* Excerpt provided
[start]
How to Pay for College Before You Even Graduate! | Mulling it to Miller

How to Pay for College Before You Even Graduate!

College. While those years had some of the best memories for me, I can remember the agony and angst leading up to the decision of WHERE TO GO TO SCHOOL. There are so many factors that go into making this decision and while it shouldn’t be made lightly, I fully understand how overwhelming this can be (especially when you have added family pressures added to the mix).

Going to school, for most of us, requires quite a bit of debt to be taken on. Yes, I am talking about that dreaded conversation of “financing your college education”… the one you have probably been avoiding for quite some time.

Debt in generally is a pretty scary topic. Student debt can be even more overwhelming. As I mentioned in my post on how I paid of my student loans, a lot of potential/future students see that large number they will owe at the end of their 4-years and stray away from the school of their dreams. While every situation is different, and college may not be for everyone – take Steve for example – you should fully analyze all of your options before making a rash decision.
[end]
* Information supplied
[start]
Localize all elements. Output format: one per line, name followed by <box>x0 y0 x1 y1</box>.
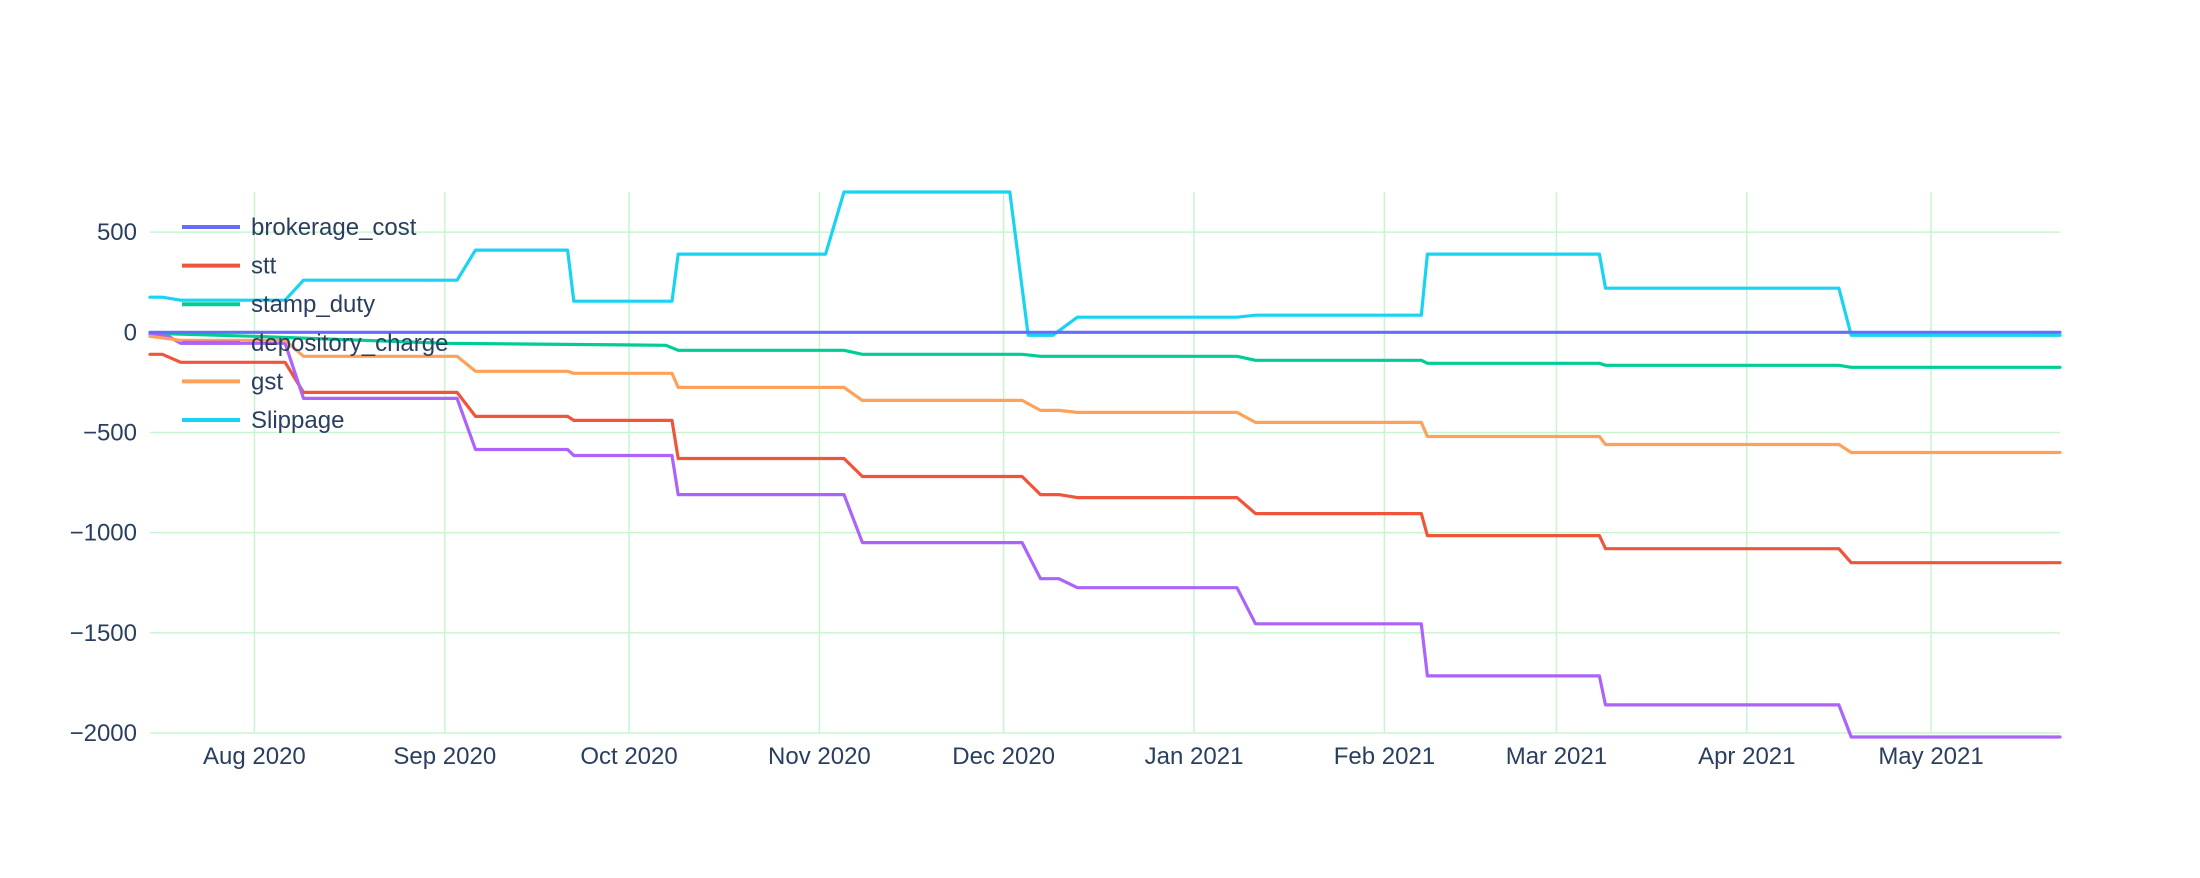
[end]
* Short problem
In the college-financing post, what leads many potential students to stray away from the school of their dreams?

* Exercise solution
They see the large number they will owe at the end of their four years.